--- Raw records ---

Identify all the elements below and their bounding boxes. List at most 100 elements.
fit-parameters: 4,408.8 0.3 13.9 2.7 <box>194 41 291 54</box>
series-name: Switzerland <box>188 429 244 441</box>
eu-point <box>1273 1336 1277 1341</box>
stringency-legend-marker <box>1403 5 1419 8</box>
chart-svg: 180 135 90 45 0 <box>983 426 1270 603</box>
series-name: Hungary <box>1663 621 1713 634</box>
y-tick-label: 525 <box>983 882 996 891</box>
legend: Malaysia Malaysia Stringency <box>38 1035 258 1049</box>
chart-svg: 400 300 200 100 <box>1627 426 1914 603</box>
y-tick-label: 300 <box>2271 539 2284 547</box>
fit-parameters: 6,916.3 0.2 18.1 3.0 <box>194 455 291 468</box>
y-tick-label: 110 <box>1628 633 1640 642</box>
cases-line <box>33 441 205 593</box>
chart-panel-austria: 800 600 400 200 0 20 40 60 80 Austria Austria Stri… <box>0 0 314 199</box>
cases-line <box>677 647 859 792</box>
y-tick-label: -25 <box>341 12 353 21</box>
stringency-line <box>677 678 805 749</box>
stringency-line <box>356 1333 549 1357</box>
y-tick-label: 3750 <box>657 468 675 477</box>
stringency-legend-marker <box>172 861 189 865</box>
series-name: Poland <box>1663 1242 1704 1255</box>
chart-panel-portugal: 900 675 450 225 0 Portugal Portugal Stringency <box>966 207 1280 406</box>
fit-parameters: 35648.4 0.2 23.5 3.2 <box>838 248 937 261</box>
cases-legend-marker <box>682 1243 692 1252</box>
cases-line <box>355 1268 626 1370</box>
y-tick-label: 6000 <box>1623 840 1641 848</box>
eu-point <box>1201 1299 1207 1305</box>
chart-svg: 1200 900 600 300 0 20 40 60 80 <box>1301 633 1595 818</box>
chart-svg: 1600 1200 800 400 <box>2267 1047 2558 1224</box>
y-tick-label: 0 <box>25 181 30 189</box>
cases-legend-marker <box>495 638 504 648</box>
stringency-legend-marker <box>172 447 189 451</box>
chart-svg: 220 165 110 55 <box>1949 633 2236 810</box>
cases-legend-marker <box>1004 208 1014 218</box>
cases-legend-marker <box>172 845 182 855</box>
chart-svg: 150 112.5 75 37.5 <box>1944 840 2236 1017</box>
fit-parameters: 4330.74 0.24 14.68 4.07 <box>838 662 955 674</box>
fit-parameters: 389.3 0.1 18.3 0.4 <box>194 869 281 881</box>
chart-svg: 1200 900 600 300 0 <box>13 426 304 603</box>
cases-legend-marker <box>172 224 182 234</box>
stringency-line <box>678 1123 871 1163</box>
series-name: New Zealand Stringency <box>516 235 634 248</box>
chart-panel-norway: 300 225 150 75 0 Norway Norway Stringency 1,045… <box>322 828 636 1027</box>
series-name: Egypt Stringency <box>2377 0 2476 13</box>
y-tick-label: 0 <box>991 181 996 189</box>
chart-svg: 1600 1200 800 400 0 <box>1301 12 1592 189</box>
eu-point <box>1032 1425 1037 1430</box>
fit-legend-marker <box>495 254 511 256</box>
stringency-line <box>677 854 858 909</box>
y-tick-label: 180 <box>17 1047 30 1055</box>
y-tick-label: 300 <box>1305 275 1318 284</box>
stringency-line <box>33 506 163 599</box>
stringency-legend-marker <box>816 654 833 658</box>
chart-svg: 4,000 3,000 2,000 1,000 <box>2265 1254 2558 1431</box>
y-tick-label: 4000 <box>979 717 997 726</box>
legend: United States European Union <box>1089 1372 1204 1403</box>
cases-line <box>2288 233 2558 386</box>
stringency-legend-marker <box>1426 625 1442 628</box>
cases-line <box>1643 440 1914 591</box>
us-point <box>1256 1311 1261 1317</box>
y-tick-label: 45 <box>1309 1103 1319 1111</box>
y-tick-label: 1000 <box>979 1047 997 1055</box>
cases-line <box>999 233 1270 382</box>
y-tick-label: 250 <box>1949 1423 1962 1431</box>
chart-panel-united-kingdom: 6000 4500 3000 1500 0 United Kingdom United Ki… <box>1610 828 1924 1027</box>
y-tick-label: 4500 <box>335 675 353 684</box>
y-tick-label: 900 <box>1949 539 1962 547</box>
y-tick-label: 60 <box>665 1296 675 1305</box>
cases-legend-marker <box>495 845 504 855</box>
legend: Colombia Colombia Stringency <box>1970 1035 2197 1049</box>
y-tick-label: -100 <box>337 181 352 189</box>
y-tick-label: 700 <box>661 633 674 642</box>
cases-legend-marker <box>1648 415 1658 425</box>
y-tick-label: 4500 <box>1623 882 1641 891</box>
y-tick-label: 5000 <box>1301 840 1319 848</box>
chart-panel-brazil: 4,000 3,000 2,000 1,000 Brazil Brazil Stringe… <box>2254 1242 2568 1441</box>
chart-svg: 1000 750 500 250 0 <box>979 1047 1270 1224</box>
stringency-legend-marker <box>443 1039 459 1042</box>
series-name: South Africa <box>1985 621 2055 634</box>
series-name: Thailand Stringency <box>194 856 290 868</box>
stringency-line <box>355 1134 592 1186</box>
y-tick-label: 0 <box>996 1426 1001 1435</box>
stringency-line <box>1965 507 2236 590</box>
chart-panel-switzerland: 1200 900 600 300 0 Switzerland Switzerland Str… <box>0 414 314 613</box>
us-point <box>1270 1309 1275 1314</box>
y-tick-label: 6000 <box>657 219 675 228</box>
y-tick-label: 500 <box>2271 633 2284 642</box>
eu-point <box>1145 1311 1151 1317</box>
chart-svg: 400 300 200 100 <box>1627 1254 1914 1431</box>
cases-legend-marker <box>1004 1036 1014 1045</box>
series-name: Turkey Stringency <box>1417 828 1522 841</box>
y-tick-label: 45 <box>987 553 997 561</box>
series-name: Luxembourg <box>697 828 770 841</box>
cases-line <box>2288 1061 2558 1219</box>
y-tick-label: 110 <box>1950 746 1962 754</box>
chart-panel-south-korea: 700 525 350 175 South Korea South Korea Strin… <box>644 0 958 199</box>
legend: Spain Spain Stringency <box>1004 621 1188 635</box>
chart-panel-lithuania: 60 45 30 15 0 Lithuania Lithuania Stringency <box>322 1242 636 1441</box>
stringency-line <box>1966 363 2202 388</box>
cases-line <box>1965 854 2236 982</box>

---

_Task requirements:_ Reproduce every line of the source data above without changing anything.

_Task output:_
Identify all the elements below and their bounding boxes. List at most 100 elements.
fit-parameters: 4,408.8 0.3 13.9 2.7 <box>194 41 291 54</box>
series-name: Switzerland <box>188 429 244 441</box>
eu-point <box>1273 1336 1277 1341</box>
stringency-legend-marker <box>1403 5 1419 8</box>
chart-svg: 180 135 90 45 0 <box>983 426 1270 603</box>
series-name: Hungary <box>1663 621 1713 634</box>
y-tick-label: 525 <box>983 882 996 891</box>
legend: Malaysia Malaysia Stringency <box>38 1035 258 1049</box>
chart-svg: 400 300 200 100 <box>1627 426 1914 603</box>
y-tick-label: 300 <box>2271 539 2284 547</box>
fit-parameters: 6,916.3 0.2 18.1 3.0 <box>194 455 291 468</box>
y-tick-label: 110 <box>1628 633 1640 642</box>
cases-line <box>33 441 205 593</box>
chart-panel-austria: 800 600 400 200 0 20 40 60 80 Austria Austria Stri… <box>0 0 314 199</box>
cases-line <box>677 647 859 792</box>
y-tick-label: -25 <box>341 12 353 21</box>
stringency-line <box>677 678 805 749</box>
stringency-line <box>356 1333 549 1357</box>
y-tick-label: 3750 <box>657 468 675 477</box>
stringency-legend-marker <box>172 861 189 865</box>
series-name: Poland <box>1663 1242 1704 1255</box>
chart-panel-portugal: 900 675 450 225 0 Portugal Portugal Stringency <box>966 207 1280 406</box>
fit-parameters: 35648.4 0.2 23.5 3.2 <box>838 248 937 261</box>
cases-legend-marker <box>682 1243 692 1252</box>
cases-line <box>355 1268 626 1370</box>
y-tick-label: 6000 <box>1623 840 1641 848</box>
eu-point <box>1201 1299 1207 1305</box>
chart-svg: 1200 900 600 300 0 20 40 60 80 <box>1301 633 1595 818</box>
chart-svg: 1600 1200 800 400 <box>2267 1047 2558 1224</box>
y-tick-label: 0 <box>25 181 30 189</box>
cases-legend-marker <box>495 638 504 648</box>
stringency-legend-marker <box>172 447 189 451</box>
chart-svg: 220 165 110 55 <box>1949 633 2236 810</box>
cases-legend-marker <box>1004 208 1014 218</box>
cases-legend-marker <box>172 845 182 855</box>
chart-svg: 150 112.5 75 37.5 <box>1944 840 2236 1017</box>
fit-parameters: 4330.74 0.24 14.68 4.07 <box>838 662 955 674</box>
fit-parameters: 389.3 0.1 18.3 0.4 <box>194 869 281 881</box>
chart-svg: 1200 900 600 300 0 <box>13 426 304 603</box>
cases-legend-marker <box>172 224 182 234</box>
stringency-line <box>678 1123 871 1163</box>
series-name: New Zealand Stringency <box>516 235 634 248</box>
chart-panel-norway: 300 225 150 75 0 Norway Norway Stringency 1,045… <box>322 828 636 1027</box>
series-name: Egypt Stringency <box>2377 0 2476 13</box>
y-tick-label: 0 <box>991 181 996 189</box>
chart-svg: 1600 1200 800 400 0 <box>1301 12 1592 189</box>
eu-point <box>1032 1425 1037 1430</box>
fit-legend-marker <box>495 254 511 256</box>
stringency-line <box>677 854 858 909</box>
y-tick-label: 180 <box>17 1047 30 1055</box>
y-tick-label: 300 <box>1305 275 1318 284</box>
stringency-line <box>33 506 163 599</box>
stringency-legend-marker <box>816 654 833 658</box>
chart-svg: 4,000 3,000 2,000 1,000 <box>2265 1254 2558 1431</box>
y-tick-label: 4000 <box>979 717 997 726</box>
legend: United States European Union <box>1089 1372 1204 1403</box>
cases-line <box>2288 233 2558 386</box>
stringency-legend-marker <box>1426 625 1442 628</box>
cases-line <box>1643 440 1914 591</box>
us-point <box>1256 1311 1261 1317</box>
y-tick-label: 45 <box>1309 1103 1319 1111</box>
y-tick-label: 1000 <box>979 1047 997 1055</box>
cases-line <box>999 233 1270 382</box>
y-tick-label: 250 <box>1949 1423 1962 1431</box>
chart-panel-united-kingdom: 6000 4500 3000 1500 0 United Kingdom United Ki… <box>1610 828 1924 1027</box>
y-tick-label: 4500 <box>335 675 353 684</box>
y-tick-label: 900 <box>1949 539 1962 547</box>
y-tick-label: 60 <box>665 1296 675 1305</box>
cases-legend-marker <box>495 845 504 855</box>
legend: Colombia Colombia Stringency <box>1970 1035 2197 1049</box>
y-tick-label: -100 <box>337 181 352 189</box>
y-tick-label: 700 <box>661 633 674 642</box>
cases-legend-marker <box>1648 415 1658 425</box>
y-tick-label: 4500 <box>1623 882 1641 891</box>
y-tick-label: 5000 <box>1301 840 1319 848</box>
chart-panel-brazil: 4,000 3,000 2,000 1,000 Brazil Brazil Stringe… <box>2254 1242 2568 1441</box>
chart-svg: 1000 750 500 250 0 <box>979 1047 1270 1224</box>
stringency-legend-marker <box>443 1039 459 1042</box>
series-name: South Africa <box>1985 621 2055 634</box>
series-name: Thailand Stringency <box>194 856 290 868</box>
stringency-line <box>355 1134 592 1186</box>
y-tick-label: 0 <box>996 1426 1001 1435</box>
stringency-line <box>1965 507 2236 590</box>
chart-panel-switzerland: 1200 900 600 300 0 Switzerland Switzerland Str… <box>0 414 314 613</box>
us-point <box>1270 1309 1275 1314</box>
y-tick-label: 6000 <box>657 219 675 228</box>
y-tick-label: 500 <box>2271 633 2284 642</box>
eu-point <box>1145 1311 1151 1317</box>
chart-svg: 400 300 200 100 <box>1627 1254 1914 1431</box>
cases-legend-marker <box>1004 1036 1014 1045</box>
series-name: Turkey Stringency <box>1417 828 1522 841</box>
y-tick-label: 45 <box>987 553 997 561</box>
series-name: Luxembourg <box>697 828 770 841</box>
cases-line <box>2288 1061 2558 1219</box>
y-tick-label: 110 <box>1950 746 1962 754</box>
chart-panel-south-korea: 700 525 350 175 South Korea South Korea Strin… <box>644 0 958 199</box>
legend: Spain Spain Stringency <box>1004 621 1188 635</box>
chart-panel-lithuania: 60 45 30 15 0 Lithuania Lithuania Stringency <box>322 1242 636 1441</box>
stringency-line <box>1966 363 2202 388</box>
cases-line <box>1965 854 2236 982</box>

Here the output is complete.